Written exercise:
Look through the listing and locate every line containing the word "خریدار"; copy those lines.

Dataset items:
☆ ☆ ☆

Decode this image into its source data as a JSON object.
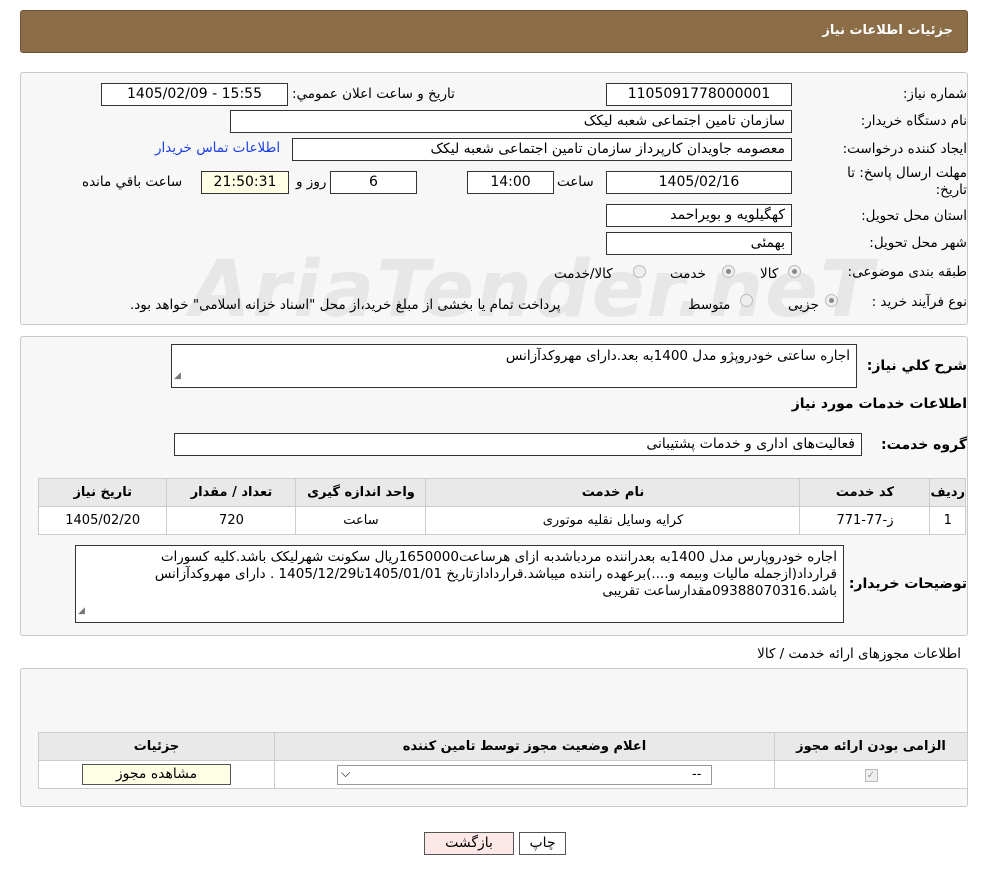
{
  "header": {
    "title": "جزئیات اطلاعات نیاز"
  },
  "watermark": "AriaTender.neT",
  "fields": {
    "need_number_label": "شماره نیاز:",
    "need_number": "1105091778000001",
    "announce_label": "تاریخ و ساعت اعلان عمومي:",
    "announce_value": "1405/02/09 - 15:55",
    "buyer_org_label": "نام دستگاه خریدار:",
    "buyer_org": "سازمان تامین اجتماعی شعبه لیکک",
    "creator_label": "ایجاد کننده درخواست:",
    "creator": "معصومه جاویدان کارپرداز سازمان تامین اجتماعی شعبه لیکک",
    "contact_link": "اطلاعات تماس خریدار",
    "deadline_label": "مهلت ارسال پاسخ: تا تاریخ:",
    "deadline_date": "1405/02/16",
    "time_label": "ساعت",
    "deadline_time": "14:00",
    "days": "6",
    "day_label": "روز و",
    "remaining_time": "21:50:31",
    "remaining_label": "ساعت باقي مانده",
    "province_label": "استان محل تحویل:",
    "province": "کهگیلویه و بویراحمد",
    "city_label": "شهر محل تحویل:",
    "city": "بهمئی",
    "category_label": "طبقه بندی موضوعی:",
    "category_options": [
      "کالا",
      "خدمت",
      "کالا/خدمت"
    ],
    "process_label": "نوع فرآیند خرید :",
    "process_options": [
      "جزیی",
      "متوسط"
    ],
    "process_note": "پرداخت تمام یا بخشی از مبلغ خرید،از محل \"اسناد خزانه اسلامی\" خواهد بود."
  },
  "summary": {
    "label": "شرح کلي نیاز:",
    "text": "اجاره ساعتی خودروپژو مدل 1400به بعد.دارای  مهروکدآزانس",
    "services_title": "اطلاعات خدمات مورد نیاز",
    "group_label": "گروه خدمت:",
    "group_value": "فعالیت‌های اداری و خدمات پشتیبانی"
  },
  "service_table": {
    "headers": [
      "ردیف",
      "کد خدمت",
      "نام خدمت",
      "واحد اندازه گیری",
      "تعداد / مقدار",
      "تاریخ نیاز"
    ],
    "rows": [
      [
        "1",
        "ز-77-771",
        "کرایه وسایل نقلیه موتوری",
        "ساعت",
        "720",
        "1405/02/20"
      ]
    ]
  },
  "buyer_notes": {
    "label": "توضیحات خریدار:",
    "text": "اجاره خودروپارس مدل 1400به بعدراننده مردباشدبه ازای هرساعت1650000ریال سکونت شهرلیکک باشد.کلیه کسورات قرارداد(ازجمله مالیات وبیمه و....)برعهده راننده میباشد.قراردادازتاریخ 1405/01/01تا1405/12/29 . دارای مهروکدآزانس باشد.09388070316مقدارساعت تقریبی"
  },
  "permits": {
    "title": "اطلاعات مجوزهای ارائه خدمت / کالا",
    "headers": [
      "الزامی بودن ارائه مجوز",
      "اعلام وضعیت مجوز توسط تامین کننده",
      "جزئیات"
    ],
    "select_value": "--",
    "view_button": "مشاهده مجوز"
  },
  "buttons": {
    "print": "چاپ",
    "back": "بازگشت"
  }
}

☆ ☆ ☆

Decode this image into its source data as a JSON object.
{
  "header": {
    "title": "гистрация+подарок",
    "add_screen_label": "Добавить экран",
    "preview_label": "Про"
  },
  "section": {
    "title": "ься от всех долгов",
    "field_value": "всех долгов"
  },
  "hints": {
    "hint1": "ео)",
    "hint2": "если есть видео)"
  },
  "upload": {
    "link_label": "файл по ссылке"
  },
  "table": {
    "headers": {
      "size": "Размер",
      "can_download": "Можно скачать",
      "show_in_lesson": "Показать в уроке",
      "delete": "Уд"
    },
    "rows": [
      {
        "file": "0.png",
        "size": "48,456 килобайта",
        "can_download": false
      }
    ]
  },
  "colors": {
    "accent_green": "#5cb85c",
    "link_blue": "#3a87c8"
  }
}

☆ ☆ ☆

Final answer:
    "buyer_org_label": "نام دستگاه خریدار:",
    "contact_link": "اطلاعات تماس خریدار",
    "label": "توضیحات خریدار:",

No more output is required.